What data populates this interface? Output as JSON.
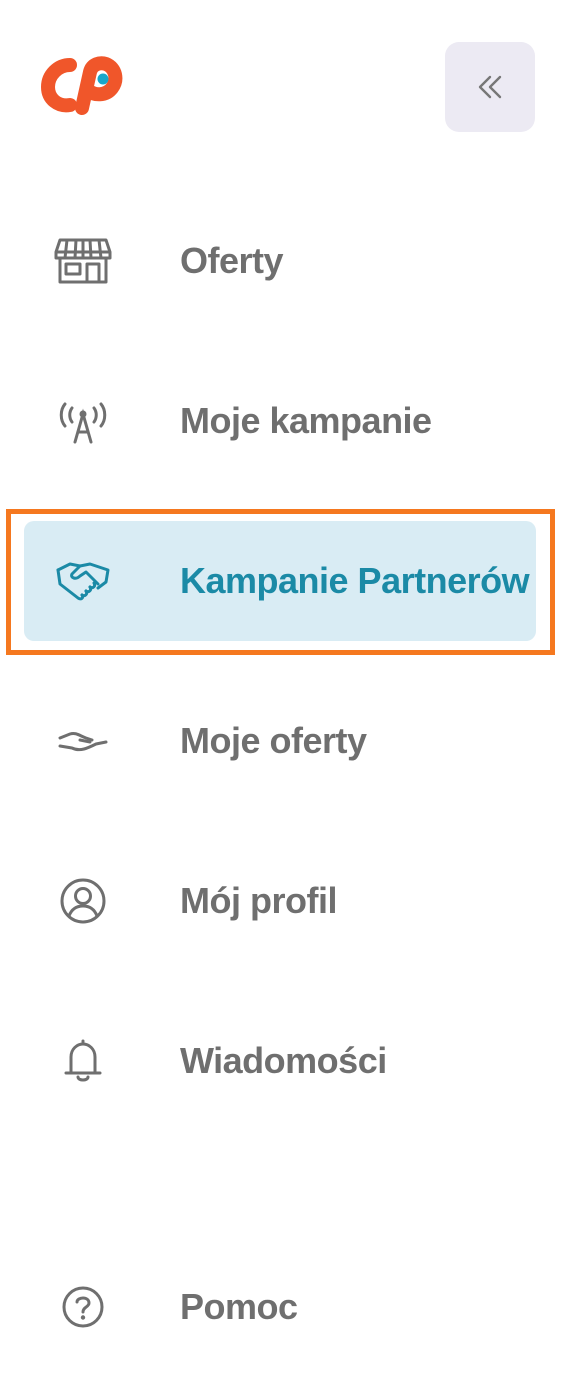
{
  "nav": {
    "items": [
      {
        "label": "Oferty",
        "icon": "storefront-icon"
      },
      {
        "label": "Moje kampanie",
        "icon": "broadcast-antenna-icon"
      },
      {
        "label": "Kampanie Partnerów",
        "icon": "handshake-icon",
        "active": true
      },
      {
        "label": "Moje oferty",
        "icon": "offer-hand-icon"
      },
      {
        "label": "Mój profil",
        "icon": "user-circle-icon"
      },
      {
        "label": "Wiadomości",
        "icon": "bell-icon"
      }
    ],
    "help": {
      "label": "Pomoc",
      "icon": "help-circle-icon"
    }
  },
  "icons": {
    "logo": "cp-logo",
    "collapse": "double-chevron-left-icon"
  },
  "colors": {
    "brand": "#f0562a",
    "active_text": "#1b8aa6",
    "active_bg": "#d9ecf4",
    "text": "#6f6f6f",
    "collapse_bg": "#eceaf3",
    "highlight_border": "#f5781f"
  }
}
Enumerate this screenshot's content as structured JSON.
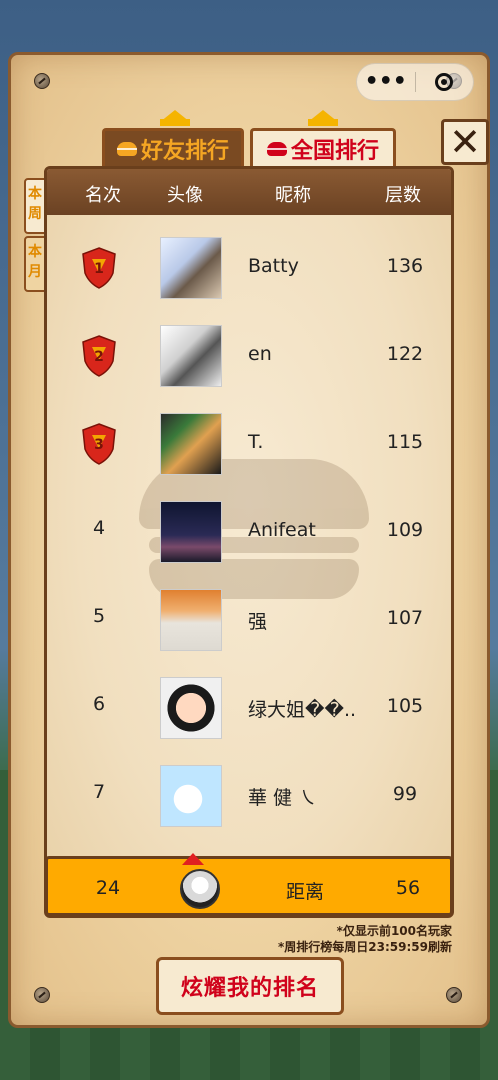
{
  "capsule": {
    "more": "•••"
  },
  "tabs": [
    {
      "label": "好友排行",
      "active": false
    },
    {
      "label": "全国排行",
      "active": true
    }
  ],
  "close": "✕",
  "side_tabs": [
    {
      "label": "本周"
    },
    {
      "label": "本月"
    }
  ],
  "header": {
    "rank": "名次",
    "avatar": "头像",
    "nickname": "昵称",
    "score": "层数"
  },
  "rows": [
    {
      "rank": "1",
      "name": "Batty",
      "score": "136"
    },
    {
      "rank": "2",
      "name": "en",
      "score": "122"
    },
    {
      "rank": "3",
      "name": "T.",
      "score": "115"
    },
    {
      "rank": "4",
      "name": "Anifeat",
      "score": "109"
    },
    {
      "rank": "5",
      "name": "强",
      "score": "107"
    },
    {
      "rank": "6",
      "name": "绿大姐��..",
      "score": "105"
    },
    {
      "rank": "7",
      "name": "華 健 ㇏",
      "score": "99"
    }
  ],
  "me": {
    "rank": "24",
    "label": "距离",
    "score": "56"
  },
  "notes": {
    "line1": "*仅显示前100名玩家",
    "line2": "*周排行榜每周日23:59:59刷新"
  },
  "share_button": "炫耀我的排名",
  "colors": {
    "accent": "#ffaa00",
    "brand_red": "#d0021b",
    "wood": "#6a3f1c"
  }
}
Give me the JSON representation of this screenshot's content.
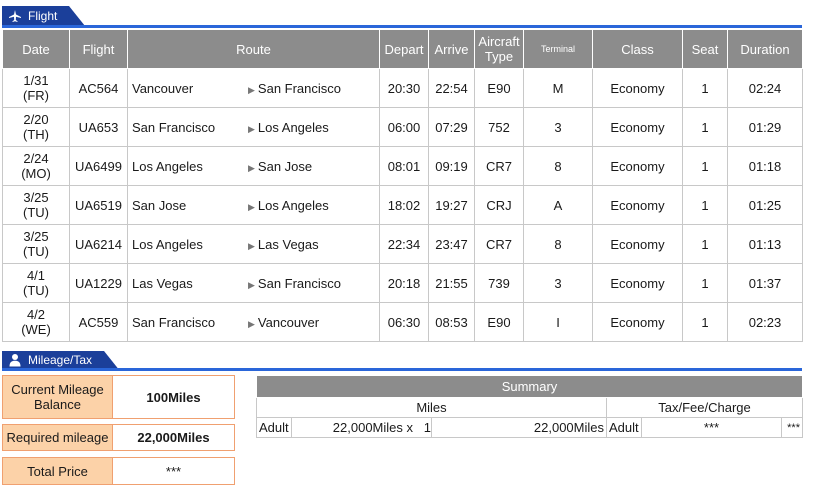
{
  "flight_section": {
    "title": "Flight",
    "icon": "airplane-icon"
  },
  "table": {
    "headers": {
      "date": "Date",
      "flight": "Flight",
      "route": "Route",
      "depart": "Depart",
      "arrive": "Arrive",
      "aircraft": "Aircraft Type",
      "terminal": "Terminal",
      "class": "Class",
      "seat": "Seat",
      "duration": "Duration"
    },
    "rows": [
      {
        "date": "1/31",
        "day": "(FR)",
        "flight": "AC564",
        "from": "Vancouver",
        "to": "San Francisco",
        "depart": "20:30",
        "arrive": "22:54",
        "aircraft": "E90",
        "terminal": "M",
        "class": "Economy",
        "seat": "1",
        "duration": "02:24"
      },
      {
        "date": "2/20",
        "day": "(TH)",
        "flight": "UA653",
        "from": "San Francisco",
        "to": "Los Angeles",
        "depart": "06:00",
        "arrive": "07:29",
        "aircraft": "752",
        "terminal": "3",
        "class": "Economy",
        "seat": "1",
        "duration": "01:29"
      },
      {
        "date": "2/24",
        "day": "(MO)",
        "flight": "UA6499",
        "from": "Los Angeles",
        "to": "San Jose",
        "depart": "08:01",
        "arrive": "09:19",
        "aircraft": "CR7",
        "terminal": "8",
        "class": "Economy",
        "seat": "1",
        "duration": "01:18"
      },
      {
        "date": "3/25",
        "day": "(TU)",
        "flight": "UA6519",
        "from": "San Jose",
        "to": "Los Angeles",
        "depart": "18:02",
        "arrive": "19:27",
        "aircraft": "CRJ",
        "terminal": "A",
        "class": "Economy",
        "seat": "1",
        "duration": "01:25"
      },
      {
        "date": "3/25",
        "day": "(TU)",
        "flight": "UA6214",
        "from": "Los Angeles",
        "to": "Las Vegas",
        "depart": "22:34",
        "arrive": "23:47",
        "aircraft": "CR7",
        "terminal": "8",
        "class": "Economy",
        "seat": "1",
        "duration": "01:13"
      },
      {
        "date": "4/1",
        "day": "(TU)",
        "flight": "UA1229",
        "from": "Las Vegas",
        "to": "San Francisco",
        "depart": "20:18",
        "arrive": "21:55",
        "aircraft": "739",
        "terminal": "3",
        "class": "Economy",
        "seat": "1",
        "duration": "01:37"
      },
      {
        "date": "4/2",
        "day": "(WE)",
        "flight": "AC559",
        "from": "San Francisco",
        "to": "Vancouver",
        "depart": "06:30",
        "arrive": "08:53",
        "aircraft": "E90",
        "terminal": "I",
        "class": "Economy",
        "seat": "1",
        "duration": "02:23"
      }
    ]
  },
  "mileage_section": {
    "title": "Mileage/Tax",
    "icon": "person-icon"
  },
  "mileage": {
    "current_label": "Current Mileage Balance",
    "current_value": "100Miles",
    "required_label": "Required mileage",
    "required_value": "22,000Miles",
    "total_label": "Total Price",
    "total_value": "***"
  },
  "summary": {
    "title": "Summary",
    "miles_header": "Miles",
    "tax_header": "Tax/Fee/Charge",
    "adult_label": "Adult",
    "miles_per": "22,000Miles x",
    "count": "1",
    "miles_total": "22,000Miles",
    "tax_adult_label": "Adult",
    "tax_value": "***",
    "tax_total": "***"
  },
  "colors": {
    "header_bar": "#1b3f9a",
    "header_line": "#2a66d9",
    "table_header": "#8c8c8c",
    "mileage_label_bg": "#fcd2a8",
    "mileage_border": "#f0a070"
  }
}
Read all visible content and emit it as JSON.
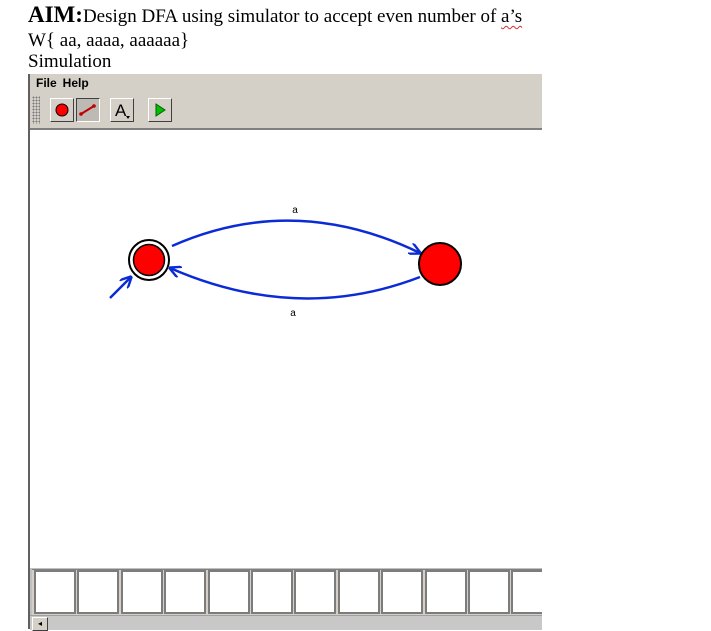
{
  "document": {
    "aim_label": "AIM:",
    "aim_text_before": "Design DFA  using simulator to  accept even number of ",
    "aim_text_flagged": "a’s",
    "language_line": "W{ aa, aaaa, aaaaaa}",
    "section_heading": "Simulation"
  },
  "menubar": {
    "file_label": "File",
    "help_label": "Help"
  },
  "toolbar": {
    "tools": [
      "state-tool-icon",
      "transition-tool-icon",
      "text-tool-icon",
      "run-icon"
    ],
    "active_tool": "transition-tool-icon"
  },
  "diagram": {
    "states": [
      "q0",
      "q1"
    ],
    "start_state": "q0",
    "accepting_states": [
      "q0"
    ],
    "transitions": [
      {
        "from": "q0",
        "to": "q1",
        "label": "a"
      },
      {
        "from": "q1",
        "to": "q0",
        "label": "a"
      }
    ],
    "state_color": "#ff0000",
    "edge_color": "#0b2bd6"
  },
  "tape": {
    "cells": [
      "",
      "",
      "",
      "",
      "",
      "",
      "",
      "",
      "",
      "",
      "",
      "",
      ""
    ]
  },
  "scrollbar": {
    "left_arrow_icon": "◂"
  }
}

[TASK OBJECTIVE]:
Go through the data above and find the lines with the word "date". Copy each of those lines.

[RESULT OF THIS TASK]:
      "date": "Date",
        "date": "1/31",
        "date": "2/20",
        "date": "2/24",
        "date": "3/25",
        "date": "3/25",
        "date": "4/1",
        "date": "4/2",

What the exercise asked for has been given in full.